→ **THE EXERCISE**:
Reproduce each line of the listing exactly.

_____

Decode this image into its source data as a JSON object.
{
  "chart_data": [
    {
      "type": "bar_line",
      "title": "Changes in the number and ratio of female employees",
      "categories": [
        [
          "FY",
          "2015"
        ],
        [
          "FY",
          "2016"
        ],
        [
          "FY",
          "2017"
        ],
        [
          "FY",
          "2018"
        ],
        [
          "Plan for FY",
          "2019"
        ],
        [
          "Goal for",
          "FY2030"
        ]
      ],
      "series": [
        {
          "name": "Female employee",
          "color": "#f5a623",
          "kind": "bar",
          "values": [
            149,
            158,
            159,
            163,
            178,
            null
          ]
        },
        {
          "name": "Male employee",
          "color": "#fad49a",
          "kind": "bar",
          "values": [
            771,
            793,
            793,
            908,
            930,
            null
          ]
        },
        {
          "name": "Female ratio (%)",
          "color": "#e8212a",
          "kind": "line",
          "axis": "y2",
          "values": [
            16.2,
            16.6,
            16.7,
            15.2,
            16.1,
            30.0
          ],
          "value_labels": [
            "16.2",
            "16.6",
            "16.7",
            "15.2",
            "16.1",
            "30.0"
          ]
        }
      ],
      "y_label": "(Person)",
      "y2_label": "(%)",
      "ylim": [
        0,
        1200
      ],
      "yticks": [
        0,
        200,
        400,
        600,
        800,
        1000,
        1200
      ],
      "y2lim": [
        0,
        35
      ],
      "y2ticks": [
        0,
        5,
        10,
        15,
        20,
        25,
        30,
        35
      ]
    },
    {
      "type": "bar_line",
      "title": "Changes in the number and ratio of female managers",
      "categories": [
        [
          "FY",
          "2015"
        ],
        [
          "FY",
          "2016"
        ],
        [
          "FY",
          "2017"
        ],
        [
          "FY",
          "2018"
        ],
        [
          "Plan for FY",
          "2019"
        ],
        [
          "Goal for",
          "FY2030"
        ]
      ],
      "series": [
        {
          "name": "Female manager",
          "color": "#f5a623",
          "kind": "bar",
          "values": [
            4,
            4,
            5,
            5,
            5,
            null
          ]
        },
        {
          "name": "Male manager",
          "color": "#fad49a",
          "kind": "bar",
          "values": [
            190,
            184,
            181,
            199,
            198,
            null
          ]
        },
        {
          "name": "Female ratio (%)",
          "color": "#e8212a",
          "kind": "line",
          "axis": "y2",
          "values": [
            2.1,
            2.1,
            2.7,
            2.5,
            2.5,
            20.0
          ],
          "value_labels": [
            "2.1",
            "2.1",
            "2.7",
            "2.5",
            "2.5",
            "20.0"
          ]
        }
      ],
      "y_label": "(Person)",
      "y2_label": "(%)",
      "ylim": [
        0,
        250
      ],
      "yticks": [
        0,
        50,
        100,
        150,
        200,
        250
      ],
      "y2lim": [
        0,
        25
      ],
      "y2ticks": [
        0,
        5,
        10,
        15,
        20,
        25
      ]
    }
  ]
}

_____

→ **RESPONSE**:
Decode this image into its source data as a JSON object.
{
  "chart_data": [
    {
      "type": "bar_line",
      "title": "Changes in the number and ratio of female employees",
      "categories": [
        [
          "FY",
          "2015"
        ],
        [
          "FY",
          "2016"
        ],
        [
          "FY",
          "2017"
        ],
        [
          "FY",
          "2018"
        ],
        [
          "Plan for FY",
          "2019"
        ],
        [
          "Goal for",
          "FY2030"
        ]
      ],
      "series": [
        {
          "name": "Female employee",
          "color": "#f5a623",
          "kind": "bar",
          "values": [
            149,
            158,
            159,
            163,
            178,
            null
          ]
        },
        {
          "name": "Male employee",
          "color": "#fad49a",
          "kind": "bar",
          "values": [
            771,
            793,
            793,
            908,
            930,
            null
          ]
        },
        {
          "name": "Female ratio (%)",
          "color": "#e8212a",
          "kind": "line",
          "axis": "y2",
          "values": [
            16.2,
            16.6,
            16.7,
            15.2,
            16.1,
            30.0
          ],
          "value_labels": [
            "16.2",
            "16.6",
            "16.7",
            "15.2",
            "16.1",
            "30.0"
          ]
        }
      ],
      "y_label": "(Person)",
      "y2_label": "(%)",
      "ylim": [
        0,
        1200
      ],
      "yticks": [
        0,
        200,
        400,
        600,
        800,
        1000,
        1200
      ],
      "y2lim": [
        0,
        35
      ],
      "y2ticks": [
        0,
        5,
        10,
        15,
        20,
        25,
        30,
        35
      ]
    },
    {
      "type": "bar_line",
      "title": "Changes in the number and ratio of female managers",
      "categories": [
        [
          "FY",
          "2015"
        ],
        [
          "FY",
          "2016"
        ],
        [
          "FY",
          "2017"
        ],
        [
          "FY",
          "2018"
        ],
        [
          "Plan for FY",
          "2019"
        ],
        [
          "Goal for",
          "FY2030"
        ]
      ],
      "series": [
        {
          "name": "Female manager",
          "color": "#f5a623",
          "kind": "bar",
          "values": [
            4,
            4,
            5,
            5,
            5,
            null
          ]
        },
        {
          "name": "Male manager",
          "color": "#fad49a",
          "kind": "bar",
          "values": [
            190,
            184,
            181,
            199,
            198,
            null
          ]
        },
        {
          "name": "Female ratio (%)",
          "color": "#e8212a",
          "kind": "line",
          "axis": "y2",
          "values": [
            2.1,
            2.1,
            2.7,
            2.5,
            2.5,
            20.0
          ],
          "value_labels": [
            "2.1",
            "2.1",
            "2.7",
            "2.5",
            "2.5",
            "20.0"
          ]
        }
      ],
      "y_label": "(Person)",
      "y2_label": "(%)",
      "ylim": [
        0,
        250
      ],
      "yticks": [
        0,
        50,
        100,
        150,
        200,
        250
      ],
      "y2lim": [
        0,
        25
      ],
      "y2ticks": [
        0,
        5,
        10,
        15,
        20,
        25
      ]
    }
  ]
}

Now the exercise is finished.